* _Zu erledigen_
Gib den folgenden Forenbeitrag über per Smartphone steuerbare Steckdosen vollständig und Wort für Wort wieder.

# Smarthome



## sight011 (18. März 2013)

Hey liebe Leute,

ich habe mich gedanklich das Wochenende damit rumgeschlagen in der Wohnung von mir und meiner Freundin Steckdosen anzubringen die sich per Smartphone in unserem Fall iphone 4 & 5 steuern lassen.

Hierzu hat Google auch einiges ausgespuckt:

+ Smarthome von RWE 
+ Belkin Wemo
+ intertechno mit der App Steckerchecker
+ Homematic

Nun hätte ich heute schon fast bei RWE zugeschlagen, weil mich das Design überzeugt hat und es leicht zu installieren sein soll, nur als ich dann gerade eben die Rezensionen zu der App gelesen habe (fast überall 2 Sterne im Appstore - da die Bedinung (die wohl für den Pc zuerst produziert wirde) nicht richtig für einen Smartphonebildschirm optimiert wurde) ist mir fast die Spucke weggeblieben! Denn die Bedienung per Smartphone steht bei mir im Vordergrund!

Die Steckerchecker App ist designtechnisch eine Katastrophe, was ich da so gesehen habe!

* _Quellauszug_

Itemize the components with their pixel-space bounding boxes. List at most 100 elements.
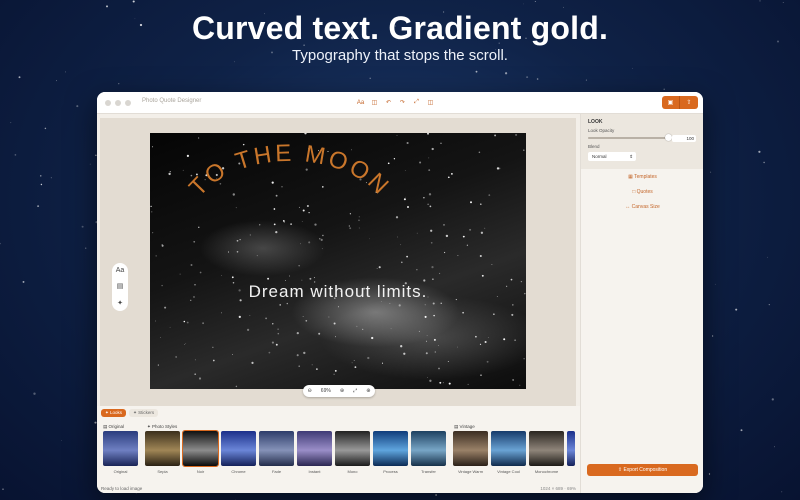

* _Lösung_
# Smarthome



## sight011 (18. März 2013)

Hey liebe Leute,

ich habe mich gedanklich das Wochenende damit rumgeschlagen in der Wohnung von mir und meiner Freundin Steckdosen anzubringen die sich per Smartphone in unserem Fall iphone 4 & 5 steuern lassen.

Hierzu hat Google auch einiges ausgespuckt:

+ Smarthome von RWE 
+ Belkin Wemo
+ intertechno mit der App Steckerchecker
+ Homematic

Nun hätte ich heute schon fast bei RWE zugeschlagen, weil mich das Design überzeugt hat und es leicht zu installieren sein soll, nur als ich dann gerade eben die Rezensionen zu der App gelesen habe (fast überall 2 Sterne im Appstore - da die Bedinung (die wohl für den Pc zuerst produziert wirde) nicht richtig für einen Smartphonebildschirm optimiert wurde) ist mir fast die Spucke weggeblieben! Denn die Bedienung per Smartphone steht bei mir im Vordergrund!

Die Steckerchecker App ist designtechnisch eine Katastrophe, was ich da so gesehen habe!